WRITTEN EXERCISE
Give every entry again, word for word and in full.

====

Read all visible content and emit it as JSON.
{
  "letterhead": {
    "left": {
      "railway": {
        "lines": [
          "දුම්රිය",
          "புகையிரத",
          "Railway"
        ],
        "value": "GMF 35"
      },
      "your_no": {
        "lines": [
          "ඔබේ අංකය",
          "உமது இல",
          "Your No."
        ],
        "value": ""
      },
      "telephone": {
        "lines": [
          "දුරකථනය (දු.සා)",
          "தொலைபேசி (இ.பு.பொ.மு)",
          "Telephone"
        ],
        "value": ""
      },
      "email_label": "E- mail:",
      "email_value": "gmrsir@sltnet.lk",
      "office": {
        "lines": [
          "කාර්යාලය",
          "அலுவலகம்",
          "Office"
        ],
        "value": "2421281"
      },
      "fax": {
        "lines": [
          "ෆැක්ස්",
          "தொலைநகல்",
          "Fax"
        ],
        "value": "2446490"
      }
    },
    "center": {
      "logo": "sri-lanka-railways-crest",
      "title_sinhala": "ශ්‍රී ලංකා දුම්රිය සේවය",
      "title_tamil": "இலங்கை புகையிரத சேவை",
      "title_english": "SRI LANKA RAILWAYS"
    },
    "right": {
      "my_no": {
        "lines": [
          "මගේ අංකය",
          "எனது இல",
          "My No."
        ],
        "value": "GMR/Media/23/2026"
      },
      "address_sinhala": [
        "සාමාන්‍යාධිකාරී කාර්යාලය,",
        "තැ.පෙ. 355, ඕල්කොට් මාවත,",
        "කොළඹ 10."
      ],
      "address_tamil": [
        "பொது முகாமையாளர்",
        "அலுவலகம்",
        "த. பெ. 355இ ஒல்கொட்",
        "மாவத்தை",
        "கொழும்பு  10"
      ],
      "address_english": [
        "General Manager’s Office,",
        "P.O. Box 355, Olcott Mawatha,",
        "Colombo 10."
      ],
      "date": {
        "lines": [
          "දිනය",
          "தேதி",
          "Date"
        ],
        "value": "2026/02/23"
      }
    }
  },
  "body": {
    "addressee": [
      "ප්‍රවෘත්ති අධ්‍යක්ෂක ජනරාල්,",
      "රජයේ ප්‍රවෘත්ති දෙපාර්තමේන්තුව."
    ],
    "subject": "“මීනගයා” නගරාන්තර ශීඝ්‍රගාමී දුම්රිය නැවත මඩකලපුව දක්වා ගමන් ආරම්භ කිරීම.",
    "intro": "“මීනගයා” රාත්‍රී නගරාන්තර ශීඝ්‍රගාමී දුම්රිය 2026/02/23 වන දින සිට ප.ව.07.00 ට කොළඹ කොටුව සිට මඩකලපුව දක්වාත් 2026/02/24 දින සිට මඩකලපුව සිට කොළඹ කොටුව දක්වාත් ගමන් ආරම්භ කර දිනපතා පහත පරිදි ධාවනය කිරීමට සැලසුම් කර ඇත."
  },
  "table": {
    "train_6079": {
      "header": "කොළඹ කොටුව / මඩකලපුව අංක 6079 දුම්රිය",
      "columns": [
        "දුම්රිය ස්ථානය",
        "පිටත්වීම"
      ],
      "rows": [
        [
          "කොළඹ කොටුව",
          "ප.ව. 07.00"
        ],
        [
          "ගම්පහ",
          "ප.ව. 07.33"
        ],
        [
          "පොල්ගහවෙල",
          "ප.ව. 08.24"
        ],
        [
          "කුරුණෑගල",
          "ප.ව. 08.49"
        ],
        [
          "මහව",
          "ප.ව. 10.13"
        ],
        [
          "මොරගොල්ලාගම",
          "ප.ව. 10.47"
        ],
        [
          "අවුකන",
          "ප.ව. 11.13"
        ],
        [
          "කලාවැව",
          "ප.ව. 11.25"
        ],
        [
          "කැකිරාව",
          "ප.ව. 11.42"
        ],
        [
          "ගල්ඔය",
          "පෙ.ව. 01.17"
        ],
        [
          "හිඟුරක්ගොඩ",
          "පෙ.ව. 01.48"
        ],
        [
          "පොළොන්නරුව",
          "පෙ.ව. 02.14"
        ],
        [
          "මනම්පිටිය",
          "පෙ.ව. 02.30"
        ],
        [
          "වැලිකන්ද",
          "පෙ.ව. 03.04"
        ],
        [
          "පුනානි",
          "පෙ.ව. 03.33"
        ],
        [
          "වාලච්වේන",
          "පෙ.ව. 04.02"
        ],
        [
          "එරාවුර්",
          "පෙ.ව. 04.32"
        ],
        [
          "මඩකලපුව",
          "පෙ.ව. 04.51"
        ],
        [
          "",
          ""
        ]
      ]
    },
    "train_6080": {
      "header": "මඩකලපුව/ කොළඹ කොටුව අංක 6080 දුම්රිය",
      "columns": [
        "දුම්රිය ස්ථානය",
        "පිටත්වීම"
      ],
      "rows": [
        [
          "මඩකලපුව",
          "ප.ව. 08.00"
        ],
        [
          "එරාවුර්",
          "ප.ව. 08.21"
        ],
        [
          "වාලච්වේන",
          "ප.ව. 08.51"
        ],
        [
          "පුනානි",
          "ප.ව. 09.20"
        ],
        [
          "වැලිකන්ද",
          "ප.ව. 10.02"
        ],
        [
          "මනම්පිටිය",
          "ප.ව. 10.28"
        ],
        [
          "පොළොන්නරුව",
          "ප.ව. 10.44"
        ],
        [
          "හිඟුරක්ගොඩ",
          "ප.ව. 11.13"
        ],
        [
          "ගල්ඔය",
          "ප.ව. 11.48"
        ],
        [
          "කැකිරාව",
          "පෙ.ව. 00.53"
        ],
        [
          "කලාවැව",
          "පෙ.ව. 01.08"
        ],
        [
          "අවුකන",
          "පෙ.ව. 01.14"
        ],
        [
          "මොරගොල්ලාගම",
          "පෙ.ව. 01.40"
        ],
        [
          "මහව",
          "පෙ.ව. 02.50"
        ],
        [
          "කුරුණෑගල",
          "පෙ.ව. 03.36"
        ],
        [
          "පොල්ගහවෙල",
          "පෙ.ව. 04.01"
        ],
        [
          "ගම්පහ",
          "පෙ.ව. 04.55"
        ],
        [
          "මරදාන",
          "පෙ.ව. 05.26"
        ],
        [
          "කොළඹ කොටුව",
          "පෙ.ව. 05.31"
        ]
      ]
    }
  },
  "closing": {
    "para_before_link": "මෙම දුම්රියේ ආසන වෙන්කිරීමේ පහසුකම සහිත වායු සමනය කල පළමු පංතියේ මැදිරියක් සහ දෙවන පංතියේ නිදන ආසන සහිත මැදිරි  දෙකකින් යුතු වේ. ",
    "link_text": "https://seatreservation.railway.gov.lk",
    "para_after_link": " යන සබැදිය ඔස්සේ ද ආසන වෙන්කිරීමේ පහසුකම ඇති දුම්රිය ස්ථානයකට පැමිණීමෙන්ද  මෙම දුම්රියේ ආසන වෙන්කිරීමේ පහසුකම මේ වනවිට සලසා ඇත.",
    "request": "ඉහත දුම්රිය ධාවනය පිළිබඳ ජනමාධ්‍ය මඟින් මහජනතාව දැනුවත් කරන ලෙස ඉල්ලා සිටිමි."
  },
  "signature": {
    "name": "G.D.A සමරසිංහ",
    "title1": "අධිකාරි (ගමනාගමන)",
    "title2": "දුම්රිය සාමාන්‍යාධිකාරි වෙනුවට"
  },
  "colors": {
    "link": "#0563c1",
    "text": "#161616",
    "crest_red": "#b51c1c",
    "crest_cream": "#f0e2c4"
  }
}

====

ANSWER IN FULL
Read all visible content and emit it as JSON.
{
  "letterhead": {
    "left": {
      "railway": {
        "lines": [
          "දුම්රිය",
          "புகையிரத",
          "Railway"
        ],
        "value": "GMF 35"
      },
      "your_no": {
        "lines": [
          "ඔබේ අංකය",
          "உமது இல",
          "Your No."
        ],
        "value": ""
      },
      "telephone": {
        "lines": [
          "දුරකථනය (දු.සා)",
          "தொலைபேசி (இ.பு.பொ.மு)",
          "Telephone"
        ],
        "value": ""
      },
      "email_label": "E- mail:",
      "email_value": "gmrsir@sltnet.lk",
      "office": {
        "lines": [
          "කාර්යාලය",
          "அலுவலகம்",
          "Office"
        ],
        "value": "2421281"
      },
      "fax": {
        "lines": [
          "ෆැක්ස්",
          "தொலைநகல்",
          "Fax"
        ],
        "value": "2446490"
      }
    },
    "center": {
      "logo": "sri-lanka-railways-crest",
      "title_sinhala": "ශ්‍රී ලංකා දුම්රිය සේවය",
      "title_tamil": "இலங்கை புகையிரத சேவை",
      "title_english": "SRI LANKA RAILWAYS"
    },
    "right": {
      "my_no": {
        "lines": [
          "මගේ අංකය",
          "எனது இல",
          "My No."
        ],
        "value": "GMR/Media/23/2026"
      },
      "address_sinhala": [
        "සාමාන්‍යාධිකාරී කාර්යාලය,",
        "තැ.පෙ. 355, ඕල්කොට් මාවත,",
        "කොළඹ 10."
      ],
      "address_tamil": [
        "பொது முகாமையாளர்",
        "அலுவலகம்",
        "த. பெ. 355இ ஒல்கொட்",
        "மாவத்தை",
        "கொழும்பு  10"
      ],
      "address_english": [
        "General Manager’s Office,",
        "P.O. Box 355, Olcott Mawatha,",
        "Colombo 10."
      ],
      "date": {
        "lines": [
          "දිනය",
          "தேதி",
          "Date"
        ],
        "value": "2026/02/23"
      }
    }
  },
  "body": {
    "addressee": [
      "ප්‍රවෘත්ති අධ්‍යක්ෂක ජනරාල්,",
      "රජයේ ප්‍රවෘත්ති දෙපාර්තමේන්තුව."
    ],
    "subject": "“මීනගයා” නගරාන්තර ශීඝ්‍රගාමී දුම්රිය නැවත මඩකලපුව දක්වා ගමන් ආරම්භ කිරීම.",
    "intro": "“මීනගයා” රාත්‍රී නගරාන්තර ශීඝ්‍රගාමී දුම්රිය 2026/02/23 වන දින සිට ප.ව.07.00 ට කොළඹ කොටුව සිට මඩකලපුව දක්වාත් 2026/02/24 දින සිට මඩකලපුව සිට කොළඹ කොටුව දක්වාත් ගමන් ආරම්භ කර දිනපතා පහත පරිදි ධාවනය කිරීමට සැලසුම් කර ඇත."
  },
  "table": {
    "train_6079": {
      "header": "කොළඹ කොටුව / මඩකලපුව අංක 6079 දුම්රිය",
      "columns": [
        "දුම්රිය ස්ථානය",
        "පිටත්වීම"
      ],
      "rows": [
        [
          "කොළඹ කොටුව",
          "ප.ව. 07.00"
        ],
        [
          "ගම්පහ",
          "ප.ව. 07.33"
        ],
        [
          "පොල්ගහවෙල",
          "ප.ව. 08.24"
        ],
        [
          "කුරුණෑගල",
          "ප.ව. 08.49"
        ],
        [
          "මහව",
          "ප.ව. 10.13"
        ],
        [
          "මොරගොල්ලාගම",
          "ප.ව. 10.47"
        ],
        [
          "අවුකන",
          "ප.ව. 11.13"
        ],
        [
          "කලාවැව",
          "ප.ව. 11.25"
        ],
        [
          "කැකිරාව",
          "ප.ව. 11.42"
        ],
        [
          "ගල්ඔය",
          "පෙ.ව. 01.17"
        ],
        [
          "හිඟුරක්ගොඩ",
          "පෙ.ව. 01.48"
        ],
        [
          "පොළොන්නරුව",
          "පෙ.ව. 02.14"
        ],
        [
          "මනම්පිටිය",
          "පෙ.ව. 02.30"
        ],
        [
          "වැලිකන්ද",
          "පෙ.ව. 03.04"
        ],
        [
          "පුනානි",
          "පෙ.ව. 03.33"
        ],
        [
          "වාලච්වේන",
          "පෙ.ව. 04.02"
        ],
        [
          "එරාවුර්",
          "පෙ.ව. 04.32"
        ],
        [
          "මඩකලපුව",
          "පෙ.ව. 04.51"
        ],
        [
          "",
          ""
        ]
      ]
    },
    "train_6080": {
      "header": "මඩකලපුව/ කොළඹ කොටුව අංක 6080 දුම්රිය",
      "columns": [
        "දුම්රිය ස්ථානය",
        "පිටත්වීම"
      ],
      "rows": [
        [
          "මඩකලපුව",
          "ප.ව. 08.00"
        ],
        [
          "එරාවුර්",
          "ප.ව. 08.21"
        ],
        [
          "වාලච්වේන",
          "ප.ව. 08.51"
        ],
        [
          "පුනානි",
          "ප.ව. 09.20"
        ],
        [
          "වැලිකන්ද",
          "ප.ව. 10.02"
        ],
        [
          "මනම්පිටිය",
          "ප.ව. 10.28"
        ],
        [
          "පොළොන්නරුව",
          "ප.ව. 10.44"
        ],
        [
          "හිඟුරක්ගොඩ",
          "ප.ව. 11.13"
        ],
        [
          "ගල්ඔය",
          "ප.ව. 11.48"
        ],
        [
          "කැකිරාව",
          "පෙ.ව. 00.53"
        ],
        [
          "කලාවැව",
          "පෙ.ව. 01.08"
        ],
        [
          "අවුකන",
          "පෙ.ව. 01.14"
        ],
        [
          "මොරගොල්ලාගම",
          "පෙ.ව. 01.40"
        ],
        [
          "මහව",
          "පෙ.ව. 02.50"
        ],
        [
          "කුරුණෑගල",
          "පෙ.ව. 03.36"
        ],
        [
          "පොල්ගහවෙල",
          "පෙ.ව. 04.01"
        ],
        [
          "ගම්පහ",
          "පෙ.ව. 04.55"
        ],
        [
          "මරදාන",
          "පෙ.ව. 05.26"
        ],
        [
          "කොළඹ කොටුව",
          "පෙ.ව. 05.31"
        ]
      ]
    }
  },
  "closing": {
    "para_before_link": "මෙම දුම්රියේ ආසන වෙන්කිරීමේ පහසුකම සහිත වායු සමනය කල පළමු පංතියේ මැදිරියක් සහ දෙවන පංතියේ නිදන ආසන සහිත මැදිරි  දෙකකින් යුතු වේ. ",
    "link_text": "https://seatreservation.railway.gov.lk",
    "para_after_link": " යන සබැදිය ඔස්සේ ද ආසන වෙන්කිරීමේ පහසුකම ඇති දුම්රිය ස්ථානයකට පැමිණීමෙන්ද  මෙම දුම්රියේ ආසන වෙන්කිරීමේ පහසුකම මේ වනවිට සලසා ඇත.",
    "request": "ඉහත දුම්රිය ධාවනය පිළිබඳ ජනමාධ්‍ය මඟින් මහජනතාව දැනුවත් කරන ලෙස ඉල්ලා සිටිමි."
  },
  "signature": {
    "name": "G.D.A සමරසිංහ",
    "title1": "අධිකාරි (ගමනාගමන)",
    "title2": "දුම්රිය සාමාන්‍යාධිකාරි වෙනුවට"
  },
  "colors": {
    "link": "#0563c1",
    "text": "#161616",
    "crest_red": "#b51c1c",
    "crest_cream": "#f0e2c4"
  }
}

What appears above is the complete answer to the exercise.